Data records
****************

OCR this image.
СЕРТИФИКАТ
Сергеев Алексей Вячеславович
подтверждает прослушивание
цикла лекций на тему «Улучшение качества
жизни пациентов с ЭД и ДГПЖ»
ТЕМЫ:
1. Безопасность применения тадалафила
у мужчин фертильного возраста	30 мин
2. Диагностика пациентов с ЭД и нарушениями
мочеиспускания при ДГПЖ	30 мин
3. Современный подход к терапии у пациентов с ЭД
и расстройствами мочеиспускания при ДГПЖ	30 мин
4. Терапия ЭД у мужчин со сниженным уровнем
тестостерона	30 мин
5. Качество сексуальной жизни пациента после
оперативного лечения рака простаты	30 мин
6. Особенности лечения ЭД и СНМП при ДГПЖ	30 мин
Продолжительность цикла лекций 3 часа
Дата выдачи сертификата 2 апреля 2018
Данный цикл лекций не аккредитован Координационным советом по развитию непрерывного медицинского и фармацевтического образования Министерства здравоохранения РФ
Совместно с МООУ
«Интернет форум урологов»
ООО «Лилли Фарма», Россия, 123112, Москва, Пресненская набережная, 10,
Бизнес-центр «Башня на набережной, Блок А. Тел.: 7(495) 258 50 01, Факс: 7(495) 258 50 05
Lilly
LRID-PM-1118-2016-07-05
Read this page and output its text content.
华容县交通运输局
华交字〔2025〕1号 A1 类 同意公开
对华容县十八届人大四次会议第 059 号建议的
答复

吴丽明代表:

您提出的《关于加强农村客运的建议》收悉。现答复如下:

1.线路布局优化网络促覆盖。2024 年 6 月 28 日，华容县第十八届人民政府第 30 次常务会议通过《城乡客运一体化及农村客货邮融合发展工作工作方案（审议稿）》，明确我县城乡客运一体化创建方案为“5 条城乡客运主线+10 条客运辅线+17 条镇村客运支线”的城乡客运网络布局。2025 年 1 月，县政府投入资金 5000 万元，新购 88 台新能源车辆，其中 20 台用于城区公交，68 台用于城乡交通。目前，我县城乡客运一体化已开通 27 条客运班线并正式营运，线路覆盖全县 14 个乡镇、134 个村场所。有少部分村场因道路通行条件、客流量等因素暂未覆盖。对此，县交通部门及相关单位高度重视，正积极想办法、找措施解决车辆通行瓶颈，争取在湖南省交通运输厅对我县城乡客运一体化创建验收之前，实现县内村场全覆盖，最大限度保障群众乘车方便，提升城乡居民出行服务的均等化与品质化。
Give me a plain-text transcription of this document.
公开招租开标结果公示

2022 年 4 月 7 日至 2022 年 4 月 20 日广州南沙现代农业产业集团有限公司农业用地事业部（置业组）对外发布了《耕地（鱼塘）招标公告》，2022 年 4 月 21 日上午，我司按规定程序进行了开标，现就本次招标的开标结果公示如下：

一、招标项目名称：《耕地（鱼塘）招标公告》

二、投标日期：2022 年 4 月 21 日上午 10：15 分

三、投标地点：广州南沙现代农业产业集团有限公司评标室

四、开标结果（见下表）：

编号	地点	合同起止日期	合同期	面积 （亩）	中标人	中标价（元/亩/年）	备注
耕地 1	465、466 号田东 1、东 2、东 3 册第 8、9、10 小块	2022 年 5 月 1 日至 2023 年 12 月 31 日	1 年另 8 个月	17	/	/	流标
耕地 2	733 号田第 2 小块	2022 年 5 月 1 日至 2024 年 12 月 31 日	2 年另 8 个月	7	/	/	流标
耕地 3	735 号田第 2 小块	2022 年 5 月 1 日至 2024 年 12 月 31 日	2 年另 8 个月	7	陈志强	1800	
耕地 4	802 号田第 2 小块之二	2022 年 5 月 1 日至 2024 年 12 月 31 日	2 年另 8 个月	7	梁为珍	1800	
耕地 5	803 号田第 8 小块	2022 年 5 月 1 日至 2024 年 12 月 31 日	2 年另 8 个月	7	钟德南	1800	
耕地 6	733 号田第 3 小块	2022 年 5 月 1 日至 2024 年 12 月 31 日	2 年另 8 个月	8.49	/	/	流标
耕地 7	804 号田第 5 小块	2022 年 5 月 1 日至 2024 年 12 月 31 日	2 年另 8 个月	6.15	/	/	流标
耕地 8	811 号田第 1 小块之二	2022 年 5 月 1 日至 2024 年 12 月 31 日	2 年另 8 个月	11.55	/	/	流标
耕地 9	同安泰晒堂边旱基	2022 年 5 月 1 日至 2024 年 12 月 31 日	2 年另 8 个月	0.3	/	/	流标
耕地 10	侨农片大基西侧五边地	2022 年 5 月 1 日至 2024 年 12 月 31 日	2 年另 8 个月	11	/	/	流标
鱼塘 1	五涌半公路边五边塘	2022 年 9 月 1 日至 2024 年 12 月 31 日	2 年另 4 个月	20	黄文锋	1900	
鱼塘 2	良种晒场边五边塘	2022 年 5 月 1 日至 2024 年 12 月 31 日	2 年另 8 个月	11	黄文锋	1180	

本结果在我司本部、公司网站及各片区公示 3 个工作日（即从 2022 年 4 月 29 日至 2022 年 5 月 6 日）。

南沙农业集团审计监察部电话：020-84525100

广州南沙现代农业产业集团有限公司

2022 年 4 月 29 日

****************

Objective — Show the lines of the material that contain the word "мочеиспускания".

Answer to this problem —
мочеиспускания при ДГПЖ	30 мин
и расстройствами мочеиспускания при ДГПЖ	30 мин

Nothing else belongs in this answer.